▶ [WHAT IS EXPECTED] Collect every line of the records below that contains the word "Wind".

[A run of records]
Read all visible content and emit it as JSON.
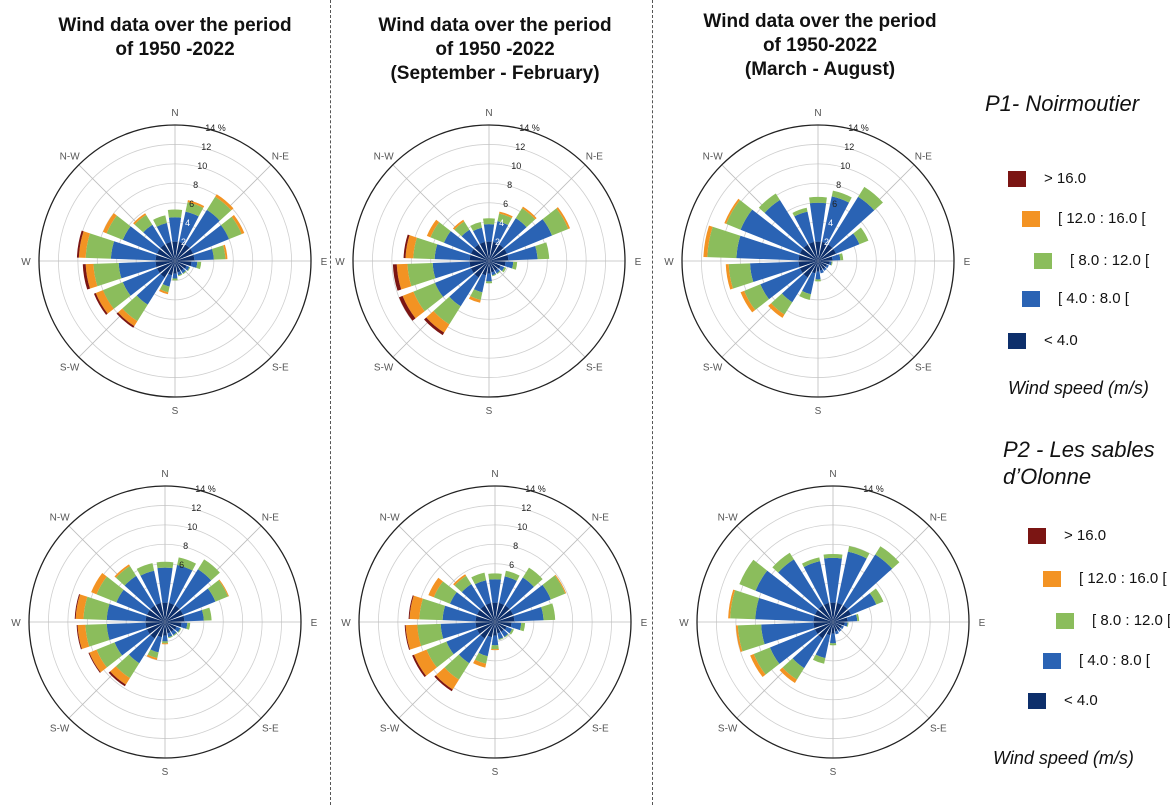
{
  "titles": [
    "Wind data over the period\nof 1950 -2022",
    "Wind data over the period\nof 1950 -2022\n(September - February)",
    "Wind data over the period\nof 1950-2022\n(March - August)"
  ],
  "sites": {
    "p1": "P1- Noirmoutier",
    "p2": "P2 - Les sables\nd’Olonne"
  },
  "wind_speed_label": "Wind speed (m/s)",
  "legend": [
    {
      "label": "> 16.0",
      "color": "#7b1513"
    },
    {
      "label": "[ 12.0 : 16.0 [",
      "color": "#f39323"
    },
    {
      "label": "[ 8.0 : 12.0 [",
      "color": "#8bbd5c"
    },
    {
      "label": "[ 4.0 : 8.0 [",
      "color": "#2a63b4"
    },
    {
      "label": "< 4.0",
      "color": "#0d2f6b"
    }
  ],
  "chart_data": [
    {
      "type": "polar-stacked-bar",
      "site": "P1- Noirmoutier",
      "period": "1950 -2022",
      "max_percent": 14,
      "radial_ticks": [
        "2",
        "4",
        "6",
        "8",
        "10",
        "12",
        "14 %"
      ],
      "bands": [
        "< 4.0",
        "[ 4.0 : 8.0 [",
        "[ 8.0 : 12.0 [",
        "[ 12.0 : 16.0 [",
        "> 16.0"
      ],
      "sectors": 18,
      "values": [
        [
          2,
          2.5,
          0.8,
          0,
          0
        ],
        [
          2,
          3.2,
          1.0,
          0.2,
          0
        ],
        [
          2,
          4.2,
          1.6,
          0.3,
          0
        ],
        [
          2,
          4.0,
          1.4,
          0.3,
          0
        ],
        [
          2,
          2.0,
          1.2,
          0.2,
          0
        ],
        [
          1.7,
          0.6,
          0.4,
          0,
          0
        ],
        [
          1.3,
          0.3,
          0.1,
          0,
          0
        ],
        [
          1.2,
          0.3,
          0.1,
          0,
          0
        ],
        [
          1.2,
          0.3,
          0.1,
          0,
          0
        ],
        [
          1.3,
          0.5,
          0.2,
          0,
          0
        ],
        [
          1.5,
          1.2,
          0.6,
          0.2,
          0
        ],
        [
          2,
          3.3,
          2.0,
          0.6,
          0.2
        ],
        [
          2,
          3.8,
          2.2,
          0.8,
          0.2
        ],
        [
          2,
          3.8,
          2.6,
          0.8,
          0.3
        ],
        [
          2,
          4.6,
          2.6,
          0.7,
          0.2
        ],
        [
          2,
          3.8,
          1.8,
          0.4,
          0
        ],
        [
          2,
          2.4,
          1.2,
          0.2,
          0
        ],
        [
          2,
          2.0,
          0.8,
          0,
          0
        ]
      ]
    },
    {
      "type": "polar-stacked-bar",
      "site": "P1- Noirmoutier",
      "period": "September - February",
      "max_percent": 14,
      "radial_ticks": [
        "2",
        "4",
        "6",
        "8",
        "10",
        "12",
        "14 %"
      ],
      "bands": [
        "< 4.0",
        "[ 4.0 : 8.0 [",
        "[ 8.0 : 12.0 [",
        "[ 12.0 : 16.0 [",
        "> 16.0"
      ],
      "sectors": 18,
      "values": [
        [
          2,
          1.8,
          0.6,
          0,
          0
        ],
        [
          2,
          2.2,
          0.8,
          0.2,
          0
        ],
        [
          2,
          3.2,
          1.2,
          0.2,
          0
        ],
        [
          2,
          5.0,
          1.8,
          0.2,
          0
        ],
        [
          2,
          3.0,
          1.2,
          0,
          0
        ],
        [
          1.7,
          0.8,
          0.4,
          0,
          0
        ],
        [
          1.3,
          0.4,
          0.2,
          0,
          0
        ],
        [
          1.2,
          0.3,
          0.1,
          0,
          0
        ],
        [
          1.2,
          0.3,
          0.1,
          0,
          0
        ],
        [
          1.3,
          0.8,
          0.2,
          0,
          0
        ],
        [
          1.5,
          1.8,
          0.8,
          0.3,
          0
        ],
        [
          2,
          3.5,
          2.2,
          1.0,
          0.3
        ],
        [
          2,
          4.0,
          2.4,
          1.2,
          0.4
        ],
        [
          2,
          3.8,
          2.6,
          1.1,
          0.4
        ],
        [
          2,
          3.6,
          2.2,
          0.8,
          0.2
        ],
        [
          2,
          3.0,
          1.5,
          0.4,
          0
        ],
        [
          2,
          1.8,
          1.0,
          0.2,
          0
        ],
        [
          2,
          1.5,
          0.6,
          0,
          0
        ]
      ]
    },
    {
      "type": "polar-stacked-bar",
      "site": "P1- Noirmoutier",
      "period": "March - August",
      "max_percent": 14,
      "radial_ticks": [
        "2",
        "4",
        "6",
        "8",
        "10",
        "12",
        "14 %"
      ],
      "bands": [
        "< 4.0",
        "[ 4.0 : 8.0 [",
        "[ 8.0 : 12.0 [",
        "[ 12.0 : 16.0 [",
        "> 16.0"
      ],
      "sectors": 18,
      "values": [
        [
          2,
          4.0,
          0.6,
          0,
          0
        ],
        [
          2,
          4.8,
          0.6,
          0,
          0
        ],
        [
          2,
          5.8,
          1.2,
          0,
          0
        ],
        [
          2,
          2.6,
          1.0,
          0,
          0
        ],
        [
          1.5,
          0.8,
          0.3,
          0,
          0
        ],
        [
          1.2,
          0.2,
          0.1,
          0,
          0
        ],
        [
          1.0,
          0.2,
          0,
          0,
          0
        ],
        [
          1.0,
          0.2,
          0,
          0,
          0
        ],
        [
          1.0,
          0.3,
          0,
          0,
          0
        ],
        [
          1.1,
          0.8,
          0.2,
          0,
          0
        ],
        [
          1.3,
          2.2,
          0.6,
          0,
          0
        ],
        [
          2,
          3.0,
          1.5,
          0.4,
          0
        ],
        [
          2,
          4.4,
          1.8,
          0.4,
          0
        ],
        [
          2,
          5.0,
          2.2,
          0.3,
          0
        ],
        [
          2,
          6.4,
          3.0,
          0.4,
          0
        ],
        [
          2,
          6.6,
          1.6,
          0.2,
          0
        ],
        [
          2,
          5.4,
          0.8,
          0,
          0
        ],
        [
          2,
          3.2,
          0.4,
          0,
          0
        ]
      ]
    },
    {
      "type": "polar-stacked-bar",
      "site": "P2 - Les sables d’Olonne",
      "period": "1950 -2022",
      "max_percent": 14,
      "radial_ticks": [
        "6",
        "8",
        "10",
        "12",
        "14 %"
      ],
      "bands": [
        "< 4.0",
        "[ 4.0 : 8.0 [",
        "[ 8.0 : 12.0 [",
        "[ 12.0 : 16.0 [",
        "> 16.0"
      ],
      "sectors": 18,
      "values": [
        [
          2,
          3.6,
          0.6,
          0,
          0
        ],
        [
          2,
          4.0,
          0.8,
          0,
          0
        ],
        [
          2,
          4.4,
          1.2,
          0,
          0
        ],
        [
          2,
          3.6,
          1.4,
          0.1,
          0
        ],
        [
          2,
          2.0,
          0.8,
          0,
          0
        ],
        [
          1.7,
          0.6,
          0.3,
          0,
          0
        ],
        [
          1.3,
          0.4,
          0.1,
          0,
          0
        ],
        [
          1.2,
          0.4,
          0.1,
          0,
          0
        ],
        [
          1.2,
          0.4,
          0.1,
          0,
          0
        ],
        [
          1.4,
          0.6,
          0.2,
          0.1,
          0
        ],
        [
          1.6,
          1.6,
          0.6,
          0.2,
          0
        ],
        [
          2,
          3.0,
          1.8,
          0.8,
          0.2
        ],
        [
          2,
          3.6,
          2.0,
          0.8,
          0.1
        ],
        [
          2,
          4.0,
          2.2,
          0.8,
          0.1
        ],
        [
          2,
          4.0,
          2.4,
          0.8,
          0.1
        ],
        [
          2,
          3.4,
          2.2,
          0.6,
          0
        ],
        [
          2,
          3.6,
          1.2,
          0.2,
          0
        ],
        [
          2,
          3.4,
          0.8,
          0,
          0
        ]
      ]
    },
    {
      "type": "polar-stacked-bar",
      "site": "P2 - Les sables d’Olonne",
      "period": "September - February",
      "max_percent": 14,
      "radial_ticks": [
        "6",
        "8",
        "10",
        "12",
        "14 %"
      ],
      "bands": [
        "< 4.0",
        "[ 4.0 : 8.0 [",
        "[ 8.0 : 12.0 [",
        "[ 12.0 : 16.0 [",
        "> 16.0"
      ],
      "sectors": 18,
      "values": [
        [
          2,
          2.4,
          0.6,
          0,
          0
        ],
        [
          2,
          2.8,
          0.6,
          0,
          0
        ],
        [
          2,
          3.4,
          1.2,
          0,
          0
        ],
        [
          2,
          4.2,
          1.6,
          0.1,
          0
        ],
        [
          2,
          3.0,
          1.2,
          0,
          0
        ],
        [
          1.7,
          1.0,
          0.4,
          0,
          0
        ],
        [
          1.3,
          0.6,
          0.2,
          0,
          0
        ],
        [
          1.2,
          0.6,
          0.1,
          0,
          0
        ],
        [
          1.2,
          0.6,
          0.1,
          0,
          0
        ],
        [
          1.4,
          1.0,
          0.4,
          0.1,
          0
        ],
        [
          1.6,
          2.0,
          0.8,
          0.4,
          0
        ],
        [
          2,
          3.0,
          2.0,
          1.2,
          0.2
        ],
        [
          2,
          3.4,
          2.2,
          1.4,
          0.2
        ],
        [
          2,
          3.6,
          2.4,
          1.2,
          0.1
        ],
        [
          2,
          3.4,
          2.4,
          1.0,
          0.1
        ],
        [
          2,
          3.0,
          1.8,
          0.6,
          0
        ],
        [
          2,
          2.6,
          1.0,
          0.2,
          0
        ],
        [
          2,
          2.4,
          0.8,
          0,
          0
        ]
      ]
    },
    {
      "type": "polar-stacked-bar",
      "site": "P2 - Les sables d’Olonne",
      "period": "March - August",
      "max_percent": 14,
      "radial_ticks": [
        "14 %"
      ],
      "bands": [
        "< 4.0",
        "[ 4.0 : 8.0 [",
        "[ 8.0 : 12.0 [",
        "[ 12.0 : 16.0 [",
        "> 16.0"
      ],
      "sectors": 18,
      "values": [
        [
          2,
          4.6,
          0.4,
          0,
          0
        ],
        [
          2,
          5.4,
          0.6,
          0,
          0
        ],
        [
          2,
          6.2,
          1.0,
          0,
          0
        ],
        [
          2,
          2.8,
          0.8,
          0,
          0
        ],
        [
          1.5,
          1.0,
          0.2,
          0,
          0
        ],
        [
          1.2,
          0.3,
          0.1,
          0,
          0
        ],
        [
          1.0,
          0.2,
          0,
          0,
          0
        ],
        [
          1.0,
          0.2,
          0,
          0,
          0
        ],
        [
          1.0,
          0.3,
          0,
          0,
          0
        ],
        [
          1.2,
          1.0,
          0.2,
          0,
          0
        ],
        [
          1.4,
          2.4,
          0.6,
          0,
          0
        ],
        [
          2,
          3.6,
          1.4,
          0.4,
          0
        ],
        [
          2,
          5.0,
          1.8,
          0.4,
          0
        ],
        [
          2,
          5.4,
          2.4,
          0.2,
          0
        ],
        [
          2,
          6.0,
          2.6,
          0.2,
          0
        ],
        [
          2,
          6.6,
          1.8,
          0,
          0
        ],
        [
          2,
          5.6,
          0.8,
          0,
          0
        ],
        [
          2,
          4.4,
          0.4,
          0,
          0
        ]
      ]
    }
  ]
}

▶ [RESULT]
    "Wind data over the period\nof 1950 -2022",
    "Wind data over the period\nof 1950 -2022\n(September - February)",
    "Wind data over the period\nof 1950-2022\n(March - August)"
  "wind_speed_label": "Wind speed (m/s)",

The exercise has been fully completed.